>> BEGIN

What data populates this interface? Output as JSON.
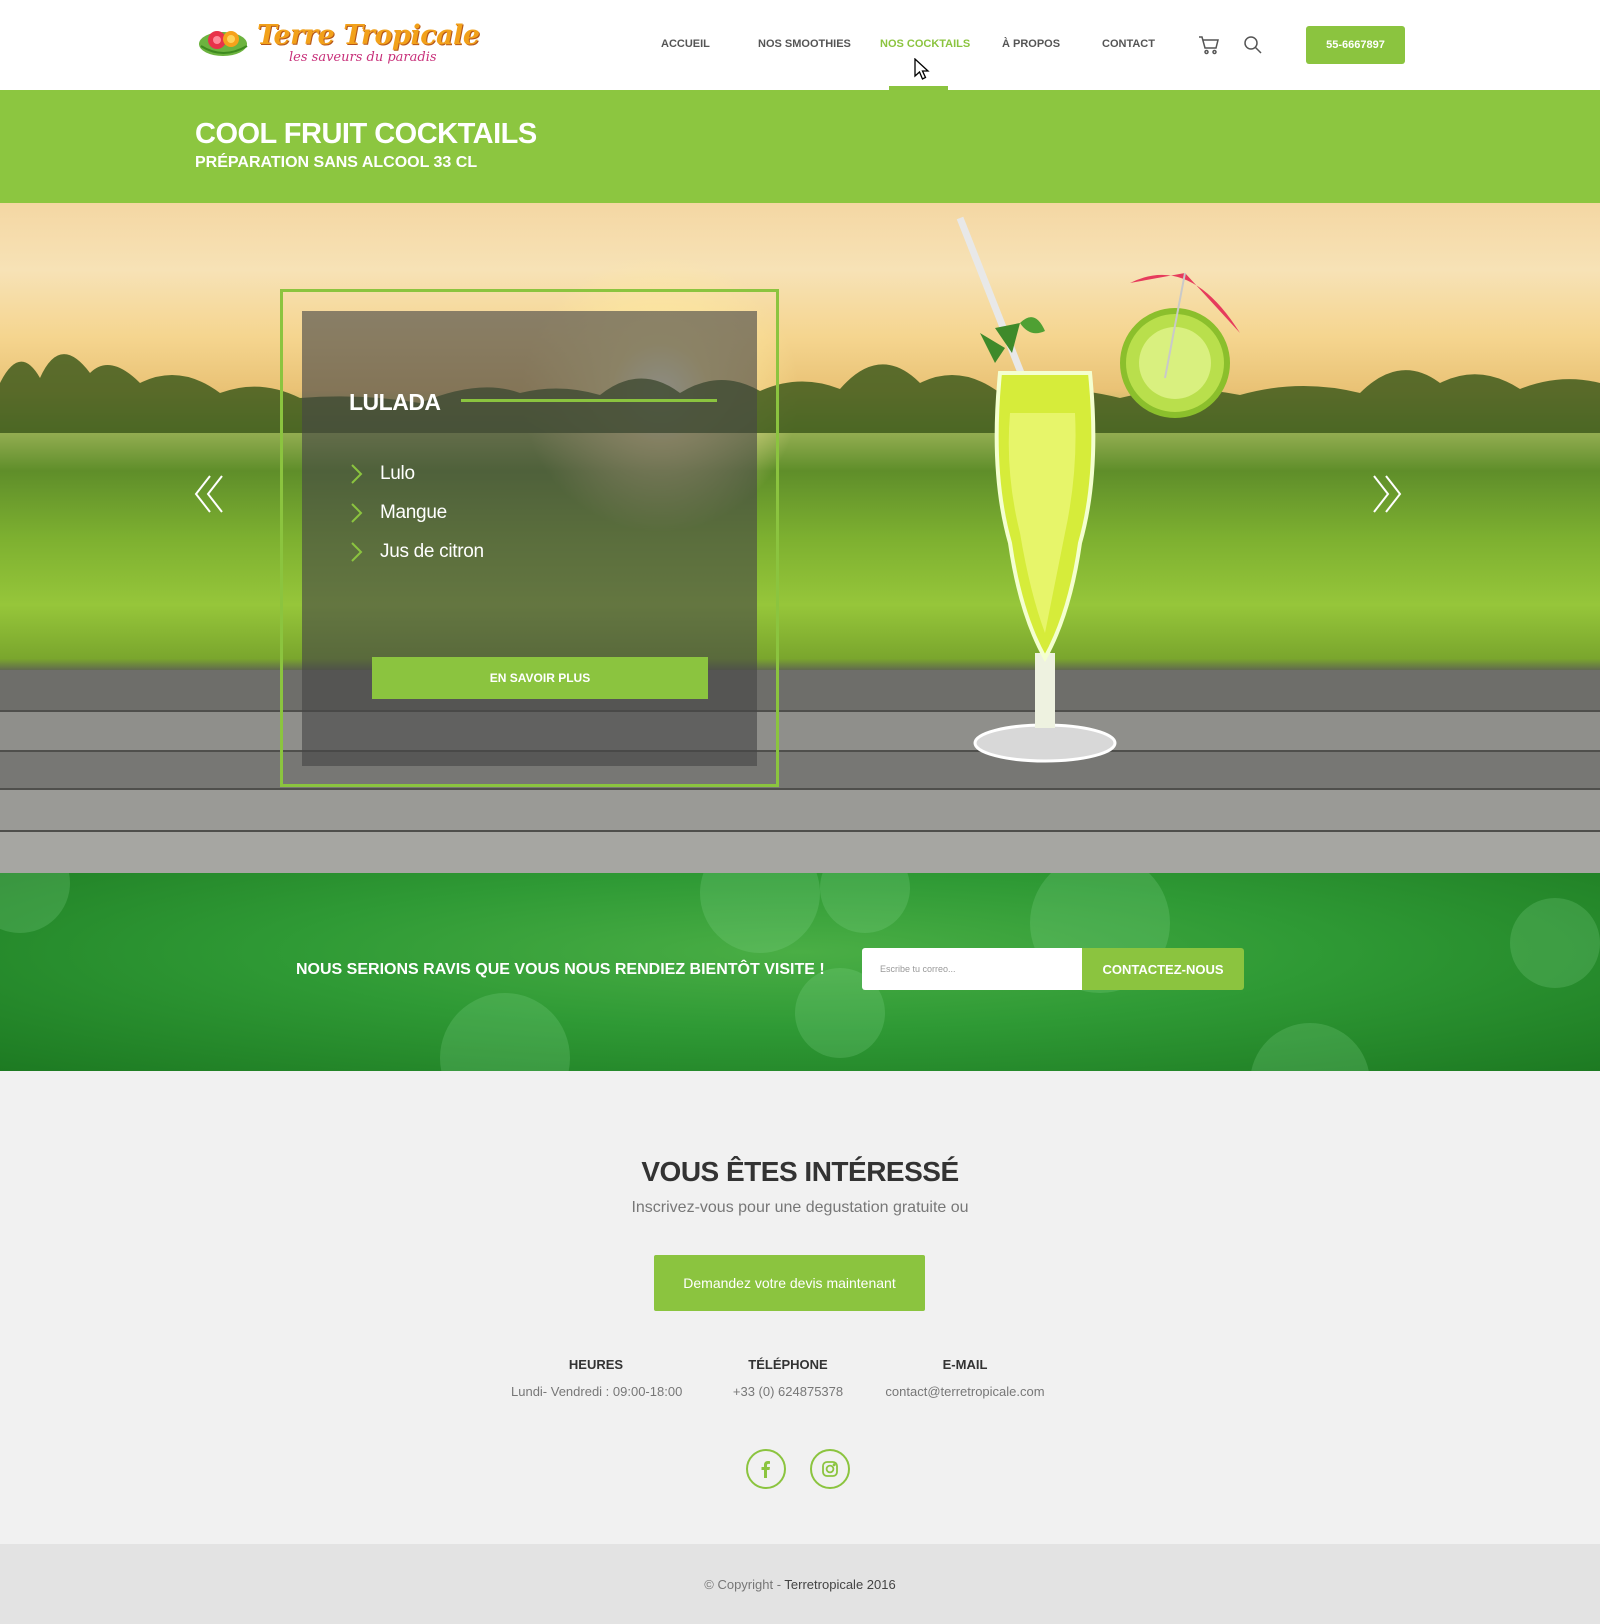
{
  "brand": {
    "name": "Terre Tropicale",
    "tagline": "les saveurs du paradis"
  },
  "nav": {
    "items": [
      {
        "label": "ACCUEIL",
        "active": false
      },
      {
        "label": "NOS SMOOTHIES",
        "active": false
      },
      {
        "label": "NOS COCKTAILS",
        "active": true
      },
      {
        "label": "À PROPOS",
        "active": false
      },
      {
        "label": "CONTACT",
        "active": false
      }
    ],
    "cart_icon": "cart-icon",
    "search_icon": "search-icon",
    "phone": "55-6667897"
  },
  "colors": {
    "accent": "#8bc43f",
    "band": "#8cc640",
    "newsletter": "#2f9a35",
    "footer": "#e3e3e3"
  },
  "page": {
    "title": "COOL FRUIT COCKTAILS",
    "subtitle": "PRÉPARATION SANS ALCOOL 33 CL"
  },
  "slide": {
    "name": "LULADA",
    "ingredients": [
      "Lulo",
      "Mangue",
      "Jus de citron"
    ],
    "button": "EN SAVOIR PLUS",
    "prev_icon": "double-chevron-left-icon",
    "next_icon": "double-chevron-right-icon"
  },
  "newsletter": {
    "text": "NOUS SERIONS RAVIS QUE VOUS NOUS RENDIEZ BIENTÔT VISITE !",
    "placeholder": "Escribe tu correo...",
    "button": "CONTACTEZ-NOUS"
  },
  "interest": {
    "title": "VOUS ÊTES INTÉRESSÉ",
    "subtitle": "Inscrivez-vous pour une degustation gratuite ou",
    "button": "Demandez votre devis maintenant"
  },
  "contact": [
    {
      "label": "HEURES",
      "value": "Lundi- Vendredi : 09:00-18:00"
    },
    {
      "label": "TÉLÉPHONE",
      "value": "+33 (0) 624875378"
    },
    {
      "label": "E-MAIL",
      "value": "contact@terretropicale.com"
    }
  ],
  "social": [
    "facebook-icon",
    "instagram-icon"
  ],
  "footer": {
    "prefix": "© Copyright - ",
    "owner": "Terretropicale 2016"
  }
}
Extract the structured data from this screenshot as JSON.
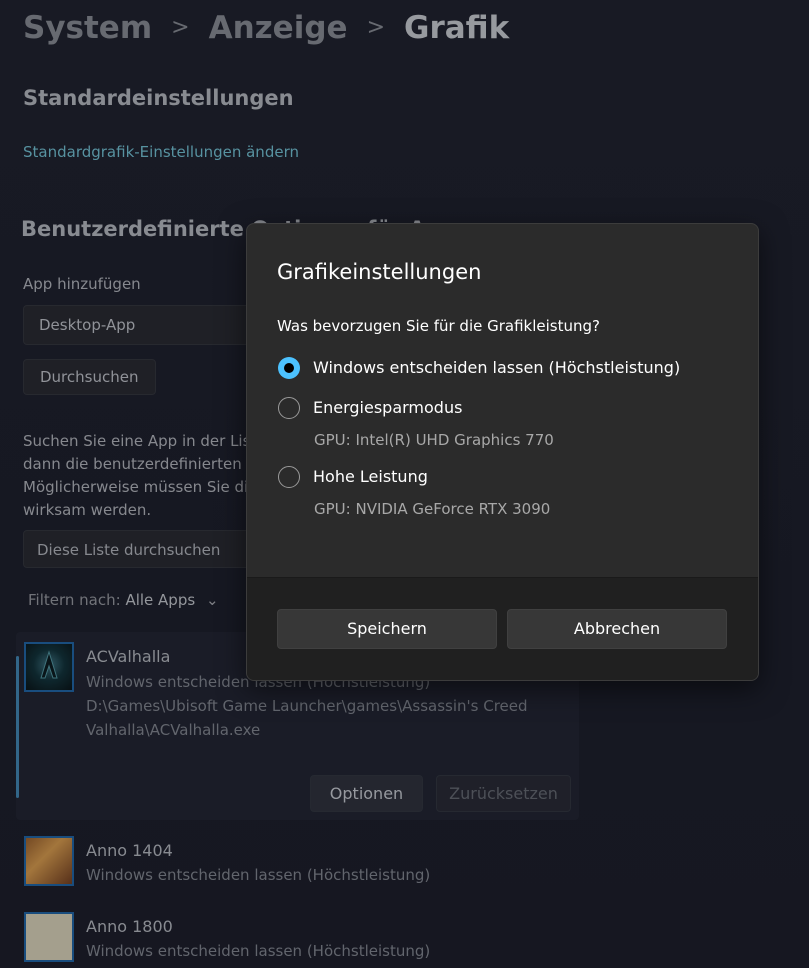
{
  "breadcrumb": {
    "items": [
      "System",
      "Anzeige",
      "Grafik"
    ]
  },
  "section_default": {
    "title": "Standardeinstellungen",
    "link": "Standardgrafik-Einstellungen ändern"
  },
  "section_custom": {
    "title": "Benutzerdefinierte Optionen für Apps",
    "add_app_label": "App hinzufügen",
    "app_type_value": "Desktop-App",
    "browse_button": "Durchsuchen",
    "description_lines": [
      "Suchen Sie eine App in der Liste, wählen Sie sie aus und wählen Sie",
      "dann die benutzerdefinierten Grafikeinstellungen dafür aus.",
      "Möglicherweise müssen Sie die App neu starten, damit Ihre Änderungen",
      "wirksam werden."
    ],
    "search_placeholder": "Diese Liste durchsuchen",
    "filter_label": "Filtern nach:",
    "filter_value": "Alle Apps"
  },
  "apps": [
    {
      "name": "ACValhalla",
      "setting": "Windows entscheiden lassen (Höchstleistung)",
      "path_lines": [
        "D:\\Games\\Ubisoft Game Launcher\\games\\Assassin's Creed",
        "Valhalla\\ACValhalla.exe"
      ],
      "options_button": "Optionen",
      "reset_button": "Zurücksetzen"
    },
    {
      "name": "Anno 1404",
      "setting": "Windows entscheiden lassen (Höchstleistung)"
    },
    {
      "name": "Anno 1800",
      "setting": "Windows entscheiden lassen (Höchstleistung)"
    }
  ],
  "dialog": {
    "title": "Grafikeinstellungen",
    "question": "Was bevorzugen Sie für die Grafikleistung?",
    "options": [
      {
        "label": "Windows entscheiden lassen (Höchstleistung)",
        "sub": "",
        "selected": true
      },
      {
        "label": "Energiesparmodus",
        "sub": "GPU: Intel(R) UHD Graphics 770",
        "selected": false
      },
      {
        "label": "Hohe Leistung",
        "sub": "GPU: NVIDIA GeForce RTX 3090",
        "selected": false
      }
    ],
    "save_button": "Speichern",
    "cancel_button": "Abbrechen"
  },
  "colors": {
    "accent": "#4cc2ff",
    "link": "#6bb2c4",
    "dialog_bg": "#2b2b2b"
  }
}
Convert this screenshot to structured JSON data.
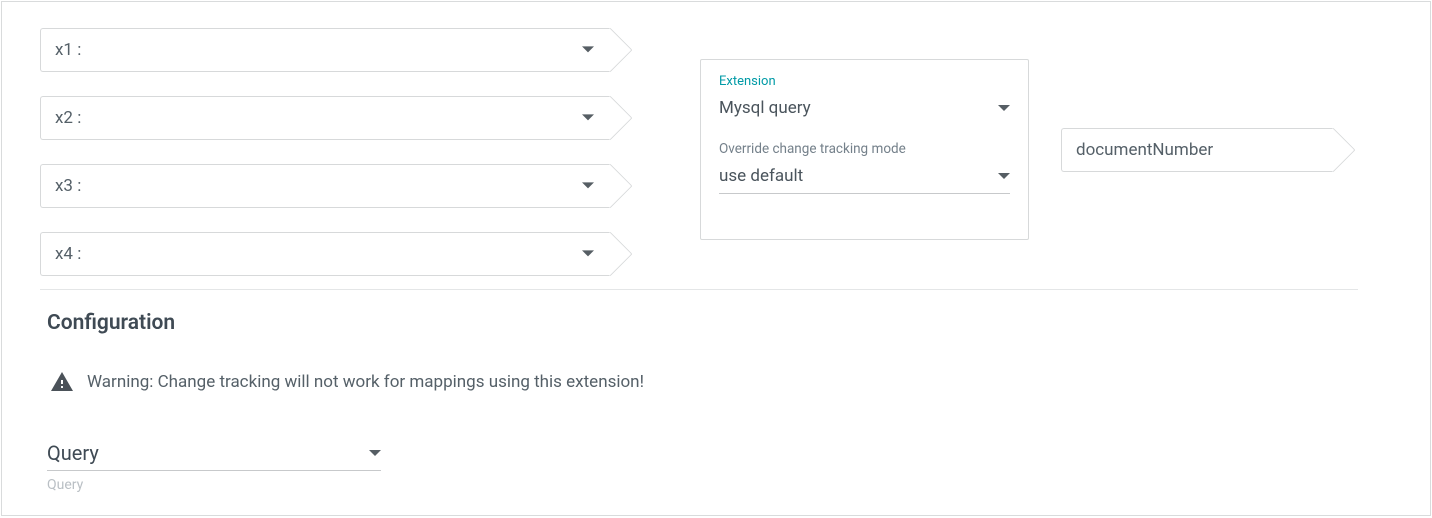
{
  "inputs": {
    "x1": "x1 :",
    "x2": "x2 :",
    "x3": "x3 :",
    "x4": "x4 :"
  },
  "centerCard": {
    "extensionLabel": "Extension",
    "extensionValue": "Mysql query",
    "overrideLabel": "Override change tracking mode",
    "overrideValue": "use default"
  },
  "output": {
    "field": "documentNumber"
  },
  "config": {
    "heading": "Configuration",
    "warning": "Warning: Change tracking will not work for mappings using this extension!",
    "queryLabel": "Query",
    "queryHint": "Query"
  }
}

>> END

*Description of the task:*
All records above are to be printed exactly, minus the pictures they contain.

*Task response:*
What data populates this interface? Output as JSON.
{
  "brand": {
    "name": "Terre Tropicale",
    "tagline": "les saveurs du paradis"
  },
  "nav": {
    "items": [
      {
        "label": "ACCUEIL",
        "active": false
      },
      {
        "label": "NOS SMOOTHIES",
        "active": false
      },
      {
        "label": "NOS COCKTAILS",
        "active": true
      },
      {
        "label": "À PROPOS",
        "active": false
      },
      {
        "label": "CONTACT",
        "active": false
      }
    ],
    "cart_icon": "cart-icon",
    "search_icon": "search-icon",
    "phone": "55-6667897"
  },
  "colors": {
    "accent": "#8bc43f",
    "band": "#8cc640",
    "newsletter": "#2f9a35",
    "footer": "#e3e3e3"
  },
  "page": {
    "title": "COOL FRUIT COCKTAILS",
    "subtitle": "PRÉPARATION SANS ALCOOL 33 CL"
  },
  "slide": {
    "name": "LULADA",
    "ingredients": [
      "Lulo",
      "Mangue",
      "Jus de citron"
    ],
    "button": "EN SAVOIR PLUS",
    "prev_icon": "double-chevron-left-icon",
    "next_icon": "double-chevron-right-icon"
  },
  "newsletter": {
    "text": "NOUS SERIONS RAVIS QUE VOUS NOUS RENDIEZ BIENTÔT VISITE !",
    "placeholder": "Escribe tu correo...",
    "button": "CONTACTEZ-NOUS"
  },
  "interest": {
    "title": "VOUS ÊTES INTÉRESSÉ",
    "subtitle": "Inscrivez-vous pour une degustation gratuite ou",
    "button": "Demandez votre devis maintenant"
  },
  "contact": [
    {
      "label": "HEURES",
      "value": "Lundi- Vendredi : 09:00-18:00"
    },
    {
      "label": "TÉLÉPHONE",
      "value": "+33 (0) 624875378"
    },
    {
      "label": "E-MAIL",
      "value": "contact@terretropicale.com"
    }
  ],
  "social": [
    "facebook-icon",
    "instagram-icon"
  ],
  "footer": {
    "prefix": "© Copyright - ",
    "owner": "Terretropicale 2016"
  }
}
Extract the structured data from this screenshot as JSON.
{
  "breadcrumb": {
    "items": [
      "System",
      "Anzeige",
      "Grafik"
    ]
  },
  "section_default": {
    "title": "Standardeinstellungen",
    "link": "Standardgrafik-Einstellungen ändern"
  },
  "section_custom": {
    "title": "Benutzerdefinierte Optionen für Apps",
    "add_app_label": "App hinzufügen",
    "app_type_value": "Desktop-App",
    "browse_button": "Durchsuchen",
    "description_lines": [
      "Suchen Sie eine App in der Liste, wählen Sie sie aus und wählen Sie",
      "dann die benutzerdefinierten Grafikeinstellungen dafür aus.",
      "Möglicherweise müssen Sie die App neu starten, damit Ihre Änderungen",
      "wirksam werden."
    ],
    "search_placeholder": "Diese Liste durchsuchen",
    "filter_label": "Filtern nach:",
    "filter_value": "Alle Apps"
  },
  "apps": [
    {
      "name": "ACValhalla",
      "setting": "Windows entscheiden lassen (Höchstleistung)",
      "path_lines": [
        "D:\\Games\\Ubisoft Game Launcher\\games\\Assassin's Creed",
        "Valhalla\\ACValhalla.exe"
      ],
      "options_button": "Optionen",
      "reset_button": "Zurücksetzen"
    },
    {
      "name": "Anno 1404",
      "setting": "Windows entscheiden lassen (Höchstleistung)"
    },
    {
      "name": "Anno 1800",
      "setting": "Windows entscheiden lassen (Höchstleistung)"
    }
  ],
  "dialog": {
    "title": "Grafikeinstellungen",
    "question": "Was bevorzugen Sie für die Grafikleistung?",
    "options": [
      {
        "label": "Windows entscheiden lassen (Höchstleistung)",
        "sub": "",
        "selected": true
      },
      {
        "label": "Energiesparmodus",
        "sub": "GPU: Intel(R) UHD Graphics 770",
        "selected": false
      },
      {
        "label": "Hohe Leistung",
        "sub": "GPU: NVIDIA GeForce RTX 3090",
        "selected": false
      }
    ],
    "save_button": "Speichern",
    "cancel_button": "Abbrechen"
  },
  "colors": {
    "accent": "#4cc2ff",
    "link": "#6bb2c4",
    "dialog_bg": "#2b2b2b"
  }
}
Convert this screenshot to structured JSON data.
{
  "inputs": {
    "x1": "x1 :",
    "x2": "x2 :",
    "x3": "x3 :",
    "x4": "x4 :"
  },
  "centerCard": {
    "extensionLabel": "Extension",
    "extensionValue": "Mysql query",
    "overrideLabel": "Override change tracking mode",
    "overrideValue": "use default"
  },
  "output": {
    "field": "documentNumber"
  },
  "config": {
    "heading": "Configuration",
    "warning": "Warning: Change tracking will not work for mappings using this extension!",
    "queryLabel": "Query",
    "queryHint": "Query"
  }
}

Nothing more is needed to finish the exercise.